Required task
Please copy out the records word for word, from the start through the line containing "y-axis-label: ρC (RE) [16,526,41,587]", including that line.

Layout element annotations
■ ■ ■ ■

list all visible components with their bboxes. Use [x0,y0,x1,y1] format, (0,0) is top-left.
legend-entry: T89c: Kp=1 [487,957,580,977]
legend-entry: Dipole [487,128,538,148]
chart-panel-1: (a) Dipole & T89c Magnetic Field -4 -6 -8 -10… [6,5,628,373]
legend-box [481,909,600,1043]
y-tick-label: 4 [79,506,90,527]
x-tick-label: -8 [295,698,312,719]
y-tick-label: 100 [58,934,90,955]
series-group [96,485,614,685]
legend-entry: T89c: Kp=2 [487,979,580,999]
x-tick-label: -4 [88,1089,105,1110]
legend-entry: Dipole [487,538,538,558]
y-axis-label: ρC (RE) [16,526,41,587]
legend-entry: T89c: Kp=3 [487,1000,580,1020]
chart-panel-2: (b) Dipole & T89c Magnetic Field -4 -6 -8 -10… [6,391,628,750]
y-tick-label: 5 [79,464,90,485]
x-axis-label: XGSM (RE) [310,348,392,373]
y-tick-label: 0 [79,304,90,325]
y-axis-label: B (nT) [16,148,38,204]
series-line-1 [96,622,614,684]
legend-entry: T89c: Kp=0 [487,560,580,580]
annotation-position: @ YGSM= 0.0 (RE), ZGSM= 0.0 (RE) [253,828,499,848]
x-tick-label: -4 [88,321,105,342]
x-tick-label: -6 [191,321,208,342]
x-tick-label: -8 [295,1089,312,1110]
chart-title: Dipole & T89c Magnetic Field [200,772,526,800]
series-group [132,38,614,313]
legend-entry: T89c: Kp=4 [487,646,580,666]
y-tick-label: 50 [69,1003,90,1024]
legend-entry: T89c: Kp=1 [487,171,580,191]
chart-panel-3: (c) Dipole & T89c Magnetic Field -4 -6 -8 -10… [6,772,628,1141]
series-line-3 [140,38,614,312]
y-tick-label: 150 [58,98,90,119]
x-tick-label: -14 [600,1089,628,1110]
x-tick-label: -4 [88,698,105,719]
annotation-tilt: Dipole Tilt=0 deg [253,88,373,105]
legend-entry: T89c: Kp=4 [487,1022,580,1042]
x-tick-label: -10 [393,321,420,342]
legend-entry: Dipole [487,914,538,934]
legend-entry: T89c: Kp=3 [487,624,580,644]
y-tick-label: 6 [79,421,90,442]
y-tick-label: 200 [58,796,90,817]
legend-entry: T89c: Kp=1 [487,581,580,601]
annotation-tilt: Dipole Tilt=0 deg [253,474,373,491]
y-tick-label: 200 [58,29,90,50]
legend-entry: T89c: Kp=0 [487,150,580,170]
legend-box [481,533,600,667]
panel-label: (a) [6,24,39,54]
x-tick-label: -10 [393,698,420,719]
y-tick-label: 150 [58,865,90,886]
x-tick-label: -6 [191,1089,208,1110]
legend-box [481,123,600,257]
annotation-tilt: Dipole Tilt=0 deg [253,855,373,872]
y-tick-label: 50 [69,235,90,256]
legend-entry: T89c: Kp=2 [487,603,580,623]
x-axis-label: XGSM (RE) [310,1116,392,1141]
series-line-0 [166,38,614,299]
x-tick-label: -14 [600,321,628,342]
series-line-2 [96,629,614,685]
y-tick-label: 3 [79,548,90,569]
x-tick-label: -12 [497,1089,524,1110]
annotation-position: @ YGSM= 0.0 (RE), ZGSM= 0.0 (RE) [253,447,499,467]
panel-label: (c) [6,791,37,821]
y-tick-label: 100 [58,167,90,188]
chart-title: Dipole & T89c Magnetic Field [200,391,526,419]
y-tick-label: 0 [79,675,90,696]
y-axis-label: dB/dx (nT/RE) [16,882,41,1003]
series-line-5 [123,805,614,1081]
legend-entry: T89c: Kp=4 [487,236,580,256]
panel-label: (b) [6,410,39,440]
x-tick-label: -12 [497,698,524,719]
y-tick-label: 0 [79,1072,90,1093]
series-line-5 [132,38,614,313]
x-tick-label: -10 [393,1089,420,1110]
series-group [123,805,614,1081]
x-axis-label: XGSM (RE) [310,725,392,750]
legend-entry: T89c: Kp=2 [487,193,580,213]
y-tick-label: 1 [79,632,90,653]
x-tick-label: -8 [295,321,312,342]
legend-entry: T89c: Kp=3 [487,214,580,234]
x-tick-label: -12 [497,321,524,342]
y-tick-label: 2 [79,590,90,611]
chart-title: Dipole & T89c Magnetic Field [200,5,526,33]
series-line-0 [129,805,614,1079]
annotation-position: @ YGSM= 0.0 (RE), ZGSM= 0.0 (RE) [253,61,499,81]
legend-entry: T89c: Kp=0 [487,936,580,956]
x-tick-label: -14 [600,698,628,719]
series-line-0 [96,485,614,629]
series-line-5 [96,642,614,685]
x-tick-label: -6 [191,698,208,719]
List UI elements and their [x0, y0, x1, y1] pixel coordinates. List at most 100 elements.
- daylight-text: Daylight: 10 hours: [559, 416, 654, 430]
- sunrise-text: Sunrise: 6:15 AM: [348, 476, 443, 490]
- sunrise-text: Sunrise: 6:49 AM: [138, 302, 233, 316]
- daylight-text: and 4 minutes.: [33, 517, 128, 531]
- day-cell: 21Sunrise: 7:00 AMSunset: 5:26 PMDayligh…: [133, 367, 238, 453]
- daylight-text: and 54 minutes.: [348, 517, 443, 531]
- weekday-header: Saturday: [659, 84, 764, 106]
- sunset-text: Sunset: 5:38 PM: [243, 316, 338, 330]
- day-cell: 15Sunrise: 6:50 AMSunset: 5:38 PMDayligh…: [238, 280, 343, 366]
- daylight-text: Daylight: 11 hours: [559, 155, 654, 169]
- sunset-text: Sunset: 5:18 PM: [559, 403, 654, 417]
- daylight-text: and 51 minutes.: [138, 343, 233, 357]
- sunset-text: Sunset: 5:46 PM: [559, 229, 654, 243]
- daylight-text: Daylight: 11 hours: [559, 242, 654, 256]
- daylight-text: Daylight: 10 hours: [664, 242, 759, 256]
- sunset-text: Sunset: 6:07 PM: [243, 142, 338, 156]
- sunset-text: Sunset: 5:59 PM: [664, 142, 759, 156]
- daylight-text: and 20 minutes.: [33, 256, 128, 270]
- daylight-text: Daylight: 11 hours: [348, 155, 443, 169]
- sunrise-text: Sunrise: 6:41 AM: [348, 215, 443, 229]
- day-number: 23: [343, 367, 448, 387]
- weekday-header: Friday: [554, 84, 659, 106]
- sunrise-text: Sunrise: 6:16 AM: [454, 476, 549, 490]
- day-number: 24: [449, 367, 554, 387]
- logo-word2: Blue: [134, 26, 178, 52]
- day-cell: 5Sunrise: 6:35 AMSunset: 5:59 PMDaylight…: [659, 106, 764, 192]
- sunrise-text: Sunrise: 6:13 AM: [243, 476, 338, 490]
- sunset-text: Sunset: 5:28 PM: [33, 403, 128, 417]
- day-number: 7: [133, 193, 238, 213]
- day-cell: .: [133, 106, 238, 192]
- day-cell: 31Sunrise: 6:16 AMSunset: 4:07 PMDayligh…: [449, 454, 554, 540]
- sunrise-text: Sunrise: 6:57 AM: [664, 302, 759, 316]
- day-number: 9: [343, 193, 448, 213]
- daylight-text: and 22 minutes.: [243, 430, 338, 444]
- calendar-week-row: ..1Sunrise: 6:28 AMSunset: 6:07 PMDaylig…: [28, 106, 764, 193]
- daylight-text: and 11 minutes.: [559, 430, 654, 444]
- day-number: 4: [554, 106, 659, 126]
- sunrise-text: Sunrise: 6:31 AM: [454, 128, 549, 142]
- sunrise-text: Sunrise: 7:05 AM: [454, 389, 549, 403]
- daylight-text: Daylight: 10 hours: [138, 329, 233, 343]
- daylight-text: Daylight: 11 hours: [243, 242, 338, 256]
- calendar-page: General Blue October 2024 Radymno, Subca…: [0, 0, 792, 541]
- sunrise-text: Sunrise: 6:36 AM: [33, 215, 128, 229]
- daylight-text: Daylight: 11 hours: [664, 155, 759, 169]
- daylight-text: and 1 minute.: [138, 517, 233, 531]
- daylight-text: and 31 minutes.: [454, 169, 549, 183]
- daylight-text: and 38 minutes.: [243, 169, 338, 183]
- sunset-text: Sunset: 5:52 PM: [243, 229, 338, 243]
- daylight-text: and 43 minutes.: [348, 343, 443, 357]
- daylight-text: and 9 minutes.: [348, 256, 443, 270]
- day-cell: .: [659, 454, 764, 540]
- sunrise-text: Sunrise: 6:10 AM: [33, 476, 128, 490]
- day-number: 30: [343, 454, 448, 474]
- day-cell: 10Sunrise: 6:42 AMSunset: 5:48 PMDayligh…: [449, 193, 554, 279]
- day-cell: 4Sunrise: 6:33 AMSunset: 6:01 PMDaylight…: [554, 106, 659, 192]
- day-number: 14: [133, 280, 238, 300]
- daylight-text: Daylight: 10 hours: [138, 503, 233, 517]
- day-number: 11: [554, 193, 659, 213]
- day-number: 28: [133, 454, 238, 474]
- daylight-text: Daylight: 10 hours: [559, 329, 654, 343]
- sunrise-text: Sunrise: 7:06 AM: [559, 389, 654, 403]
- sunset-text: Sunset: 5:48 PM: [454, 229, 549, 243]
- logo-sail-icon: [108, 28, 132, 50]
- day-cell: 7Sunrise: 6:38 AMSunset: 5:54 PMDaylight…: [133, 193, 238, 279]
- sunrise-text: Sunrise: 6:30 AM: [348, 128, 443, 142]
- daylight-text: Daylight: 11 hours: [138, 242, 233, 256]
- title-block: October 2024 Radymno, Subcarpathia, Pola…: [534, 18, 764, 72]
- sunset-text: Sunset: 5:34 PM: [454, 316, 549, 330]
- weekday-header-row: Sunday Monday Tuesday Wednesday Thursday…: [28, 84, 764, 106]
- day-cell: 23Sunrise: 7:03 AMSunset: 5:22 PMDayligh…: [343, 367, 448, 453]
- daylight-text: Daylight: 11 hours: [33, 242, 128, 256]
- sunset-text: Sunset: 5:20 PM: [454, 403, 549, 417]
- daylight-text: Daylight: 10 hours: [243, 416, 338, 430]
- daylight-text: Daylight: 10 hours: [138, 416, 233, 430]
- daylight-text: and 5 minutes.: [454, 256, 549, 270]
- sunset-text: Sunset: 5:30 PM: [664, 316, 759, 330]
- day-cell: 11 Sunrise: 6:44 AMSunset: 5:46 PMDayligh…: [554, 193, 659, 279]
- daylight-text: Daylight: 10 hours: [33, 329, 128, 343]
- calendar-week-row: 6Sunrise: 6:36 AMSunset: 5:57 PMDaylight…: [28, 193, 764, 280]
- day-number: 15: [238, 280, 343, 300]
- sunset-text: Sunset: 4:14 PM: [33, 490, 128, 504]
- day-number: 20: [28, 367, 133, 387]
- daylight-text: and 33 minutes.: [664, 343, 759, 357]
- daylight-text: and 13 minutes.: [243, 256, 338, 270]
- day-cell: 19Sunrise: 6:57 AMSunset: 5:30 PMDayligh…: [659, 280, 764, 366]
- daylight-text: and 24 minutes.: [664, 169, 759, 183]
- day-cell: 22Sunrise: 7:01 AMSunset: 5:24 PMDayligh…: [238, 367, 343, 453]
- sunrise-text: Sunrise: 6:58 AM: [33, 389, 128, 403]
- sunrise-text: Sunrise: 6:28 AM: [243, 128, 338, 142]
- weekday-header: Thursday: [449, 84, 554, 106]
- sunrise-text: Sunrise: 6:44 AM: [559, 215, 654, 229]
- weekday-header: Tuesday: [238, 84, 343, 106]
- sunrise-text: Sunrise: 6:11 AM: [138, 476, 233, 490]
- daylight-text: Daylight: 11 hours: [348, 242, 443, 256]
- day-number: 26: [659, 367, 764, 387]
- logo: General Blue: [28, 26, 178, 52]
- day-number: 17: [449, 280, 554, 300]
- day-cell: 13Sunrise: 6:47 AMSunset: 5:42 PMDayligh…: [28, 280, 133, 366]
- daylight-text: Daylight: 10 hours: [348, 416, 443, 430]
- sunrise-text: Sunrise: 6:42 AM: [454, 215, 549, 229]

■ ■ ■ ■

Solution
list all visible components with their bboxes. Use [x0,y0,x1,y1] format, (0,0) is top-left.
legend-entry: T89c: Kp=1 [487,957,580,977]
legend-entry: Dipole [487,128,538,148]
chart-panel-1: (a) Dipole & T89c Magnetic Field -4 -6 -8 -10… [6,5,628,373]
legend-box [481,909,600,1043]
y-tick-label: 4 [79,506,90,527]
x-tick-label: -8 [295,698,312,719]
y-tick-label: 100 [58,934,90,955]
series-group [96,485,614,685]
legend-entry: T89c: Kp=2 [487,979,580,999]
x-tick-label: -4 [88,1089,105,1110]
legend-entry: Dipole [487,538,538,558]
y-axis-label: ρC (RE) [16,526,41,587]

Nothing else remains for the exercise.